#### TAREAS:
[a] Según el fragmento citado, ¿de qué es señal establecer y hacer cumplir unos buenos límites?
[b] Transcribe las entradas sin cambios, todo desde la línea que contiene "Enumerate the UI" hasta la que contiene "stats-value-overflow: 24 —", ambas incluidas.

══ FRAGMENTO CITADO ══

Poner límites significa hacernos saber qué personas y, sobre todo, qué emociones necesitamos y queremos. No significa defender a capa y espada nuestra opinión, sin respetar las de otras personas, sino tenerles en cuenta a la vez que nos tenemos en cuenta a nosotros mismos.

Consiste en expresar lo que queremos, pero también aquello que no. Sin olvidarnos de las necesidades y deseos de las demás personas. Establecer y hacer cumplir unos buenos límites es una señal de respeto a uno mismo.

Intentan siempre estar felices

La felicidad podría considerarse como el estado de ánimo más placentero de todos. Sin embargo, no podemos estar felices todo el tiempo. Cuando insistimos en sentirnos siempre bien, invalidamos el sentirnos mal.

En el momento en el que una emoción no se acerque al nivel de satisfacción y placer que nos produce la felicidad, vamos a entender que la forma en la que nos estamos sintiendo es mala.

No se trata de sentirse bien o mal, se trata de tener una relación sana con lo que sea que sentimos. Si entendemos e identificamos nuestras emociones, desarrollaremos una fortaleza emocional que nos ayudará a estar un paso más cerca de lo que queremos ser.

═══
══ EXTRACTOS DE ENTRADAS ══

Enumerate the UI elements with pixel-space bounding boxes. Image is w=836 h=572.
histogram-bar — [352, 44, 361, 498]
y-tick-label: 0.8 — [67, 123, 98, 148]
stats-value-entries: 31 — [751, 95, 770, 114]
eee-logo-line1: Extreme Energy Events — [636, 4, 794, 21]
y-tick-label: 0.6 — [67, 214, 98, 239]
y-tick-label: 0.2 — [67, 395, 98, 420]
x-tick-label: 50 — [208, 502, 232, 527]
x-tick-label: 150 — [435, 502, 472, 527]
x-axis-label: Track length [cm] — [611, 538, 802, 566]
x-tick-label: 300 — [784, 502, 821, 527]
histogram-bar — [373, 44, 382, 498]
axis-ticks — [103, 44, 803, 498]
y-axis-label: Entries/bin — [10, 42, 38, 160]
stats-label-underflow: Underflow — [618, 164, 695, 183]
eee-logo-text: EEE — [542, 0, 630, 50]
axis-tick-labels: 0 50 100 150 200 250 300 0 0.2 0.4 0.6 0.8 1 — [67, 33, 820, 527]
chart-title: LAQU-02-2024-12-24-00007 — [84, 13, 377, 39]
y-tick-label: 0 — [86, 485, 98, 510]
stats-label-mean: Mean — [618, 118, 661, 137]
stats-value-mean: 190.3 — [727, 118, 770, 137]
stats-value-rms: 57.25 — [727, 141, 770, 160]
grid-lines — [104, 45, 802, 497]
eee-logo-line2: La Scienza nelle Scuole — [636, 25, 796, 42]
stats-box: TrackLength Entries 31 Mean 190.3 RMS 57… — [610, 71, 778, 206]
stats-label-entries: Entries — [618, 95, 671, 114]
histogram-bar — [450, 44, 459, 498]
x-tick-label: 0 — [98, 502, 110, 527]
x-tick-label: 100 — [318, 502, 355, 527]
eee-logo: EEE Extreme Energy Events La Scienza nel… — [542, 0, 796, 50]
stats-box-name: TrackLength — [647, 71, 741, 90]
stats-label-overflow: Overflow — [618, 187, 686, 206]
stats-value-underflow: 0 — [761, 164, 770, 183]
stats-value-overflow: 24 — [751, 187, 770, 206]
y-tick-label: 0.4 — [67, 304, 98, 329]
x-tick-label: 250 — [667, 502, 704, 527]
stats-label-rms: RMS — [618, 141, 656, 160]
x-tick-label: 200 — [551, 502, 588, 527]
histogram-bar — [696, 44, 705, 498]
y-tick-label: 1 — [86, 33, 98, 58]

═══
══ EXTRACTOS DE ENTRADAS ══

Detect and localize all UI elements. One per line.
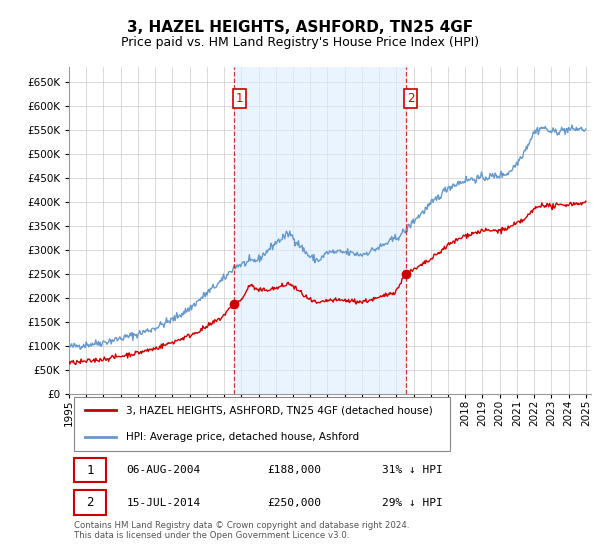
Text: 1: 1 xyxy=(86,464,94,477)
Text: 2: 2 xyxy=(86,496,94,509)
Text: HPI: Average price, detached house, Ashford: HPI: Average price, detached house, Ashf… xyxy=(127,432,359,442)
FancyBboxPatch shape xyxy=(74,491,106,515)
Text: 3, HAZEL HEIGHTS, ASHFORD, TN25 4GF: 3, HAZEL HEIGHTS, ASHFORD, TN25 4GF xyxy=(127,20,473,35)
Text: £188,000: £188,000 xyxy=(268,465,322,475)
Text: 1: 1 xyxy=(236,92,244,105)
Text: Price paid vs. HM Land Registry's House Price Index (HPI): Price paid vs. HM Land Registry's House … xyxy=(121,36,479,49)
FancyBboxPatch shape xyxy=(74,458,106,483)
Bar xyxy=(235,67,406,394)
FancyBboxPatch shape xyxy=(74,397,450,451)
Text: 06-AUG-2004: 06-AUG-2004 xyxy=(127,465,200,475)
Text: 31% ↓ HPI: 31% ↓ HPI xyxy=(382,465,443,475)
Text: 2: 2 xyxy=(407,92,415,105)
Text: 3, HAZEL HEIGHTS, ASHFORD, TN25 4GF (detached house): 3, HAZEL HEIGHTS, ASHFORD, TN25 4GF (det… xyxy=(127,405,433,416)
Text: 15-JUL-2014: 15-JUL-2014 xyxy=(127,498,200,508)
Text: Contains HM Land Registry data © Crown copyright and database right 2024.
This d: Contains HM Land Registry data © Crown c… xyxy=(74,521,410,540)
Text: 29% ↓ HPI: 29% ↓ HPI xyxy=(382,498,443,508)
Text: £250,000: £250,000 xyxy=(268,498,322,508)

═══

#### RESULTADOS EN ORDEN:
[a] Es una señal de respeto a uno mismo.

[b]
Enumerate the UI elements with pixel-space bounding boxes. Image is w=836 h=572.
histogram-bar — [352, 44, 361, 498]
y-tick-label: 0.8 — [67, 123, 98, 148]
stats-value-entries: 31 — [751, 95, 770, 114]
eee-logo-line1: Extreme Energy Events — [636, 4, 794, 21]
y-tick-label: 0.6 — [67, 214, 98, 239]
y-tick-label: 0.2 — [67, 395, 98, 420]
x-tick-label: 50 — [208, 502, 232, 527]
x-tick-label: 150 — [435, 502, 472, 527]
x-axis-label: Track length [cm] — [611, 538, 802, 566]
x-tick-label: 300 — [784, 502, 821, 527]
histogram-bar — [373, 44, 382, 498]
axis-ticks — [103, 44, 803, 498]
y-axis-label: Entries/bin — [10, 42, 38, 160]
stats-label-underflow: Underflow — [618, 164, 695, 183]
eee-logo-text: EEE — [542, 0, 630, 50]
axis-tick-labels: 0 50 100 150 200 250 300 0 0.2 0.4 0.6 0.8 1 — [67, 33, 820, 527]
chart-title: LAQU-02-2024-12-24-00007 — [84, 13, 377, 39]
y-tick-label: 0 — [86, 485, 98, 510]
stats-label-mean: Mean — [618, 118, 661, 137]
stats-value-mean: 190.3 — [727, 118, 770, 137]
stats-value-rms: 57.25 — [727, 141, 770, 160]
grid-lines — [104, 45, 802, 497]
eee-logo-line2: La Scienza nelle Scuole — [636, 25, 796, 42]
stats-box: TrackLength Entries 31 Mean 190.3 RMS 57… — [610, 71, 778, 206]
stats-label-entries: Entries — [618, 95, 671, 114]
histogram-bar — [450, 44, 459, 498]
x-tick-label: 0 — [98, 502, 110, 527]
x-tick-label: 100 — [318, 502, 355, 527]
eee-logo: EEE Extreme Energy Events La Scienza nel… — [542, 0, 796, 50]
stats-box-name: TrackLength — [647, 71, 741, 90]
stats-label-overflow: Overflow — [618, 187, 686, 206]
stats-value-underflow: 0 — [761, 164, 770, 183]
stats-value-overflow: 24 — [751, 187, 770, 206]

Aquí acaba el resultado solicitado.